• [Stored records]
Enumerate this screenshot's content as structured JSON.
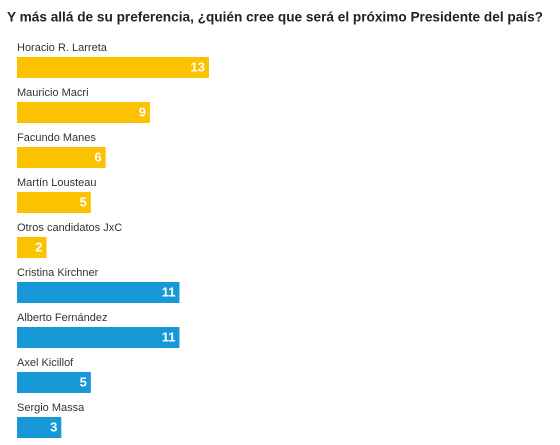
{
  "chart_data": {
    "type": "bar",
    "orientation": "horizontal",
    "title": "Y más allá de su preferencia, ¿quién cree que será el próximo Presidente del país?",
    "categories": [
      "Horacio R. Larreta",
      "Mauricio Macri",
      "Facundo Manes",
      "Martín Lousteau",
      "Otros candidatos JxC",
      "Cristina Kirchner",
      "Alberto Fernández",
      "Axel Kicillof",
      "Sergio Massa"
    ],
    "values": [
      13,
      9,
      6,
      5,
      2,
      11,
      11,
      5,
      3
    ],
    "colors": [
      "#fbc200",
      "#fbc200",
      "#fbc200",
      "#fbc200",
      "#fbc200",
      "#1799d8",
      "#1799d8",
      "#1799d8",
      "#1799d8"
    ]
  }
}
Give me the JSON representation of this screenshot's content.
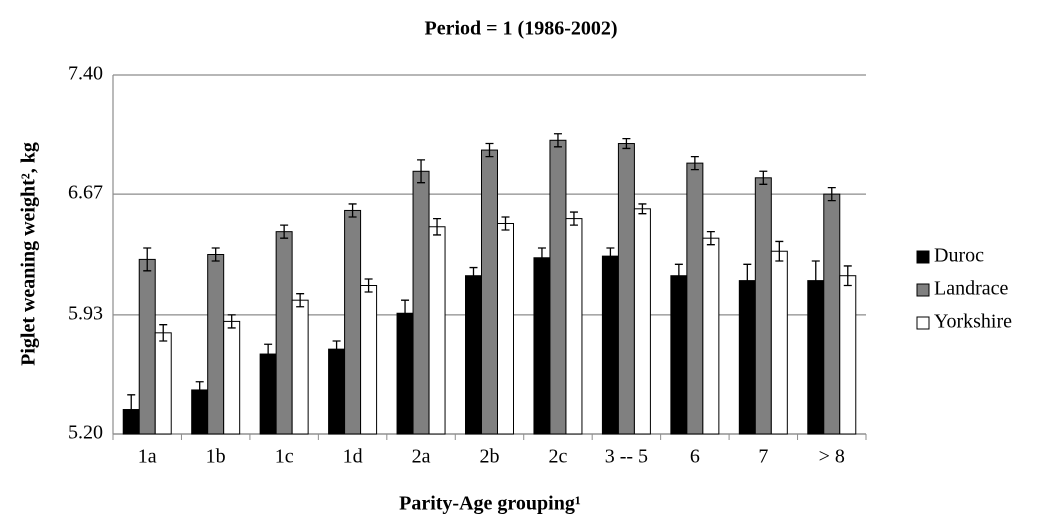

• [Instruction] Repeat the full listing above exactly, with no pictures in the copy.

• [Exercise solution]
Enumerate this screenshot's content as structured JSON.
{
  "chart_data": {
    "type": "bar",
    "orientation": "horizontal",
    "title": "Y más allá de su preferencia, ¿quién cree que será el próximo Presidente del país?",
    "categories": [
      "Horacio R. Larreta",
      "Mauricio Macri",
      "Facundo Manes",
      "Martín Lousteau",
      "Otros candidatos JxC",
      "Cristina Kirchner",
      "Alberto Fernández",
      "Axel Kicillof",
      "Sergio Massa"
    ],
    "values": [
      13,
      9,
      6,
      5,
      2,
      11,
      11,
      5,
      3
    ],
    "colors": [
      "#fbc200",
      "#fbc200",
      "#fbc200",
      "#fbc200",
      "#fbc200",
      "#1799d8",
      "#1799d8",
      "#1799d8",
      "#1799d8"
    ]
  }
}
Give me the JSON representation of this screenshot's content.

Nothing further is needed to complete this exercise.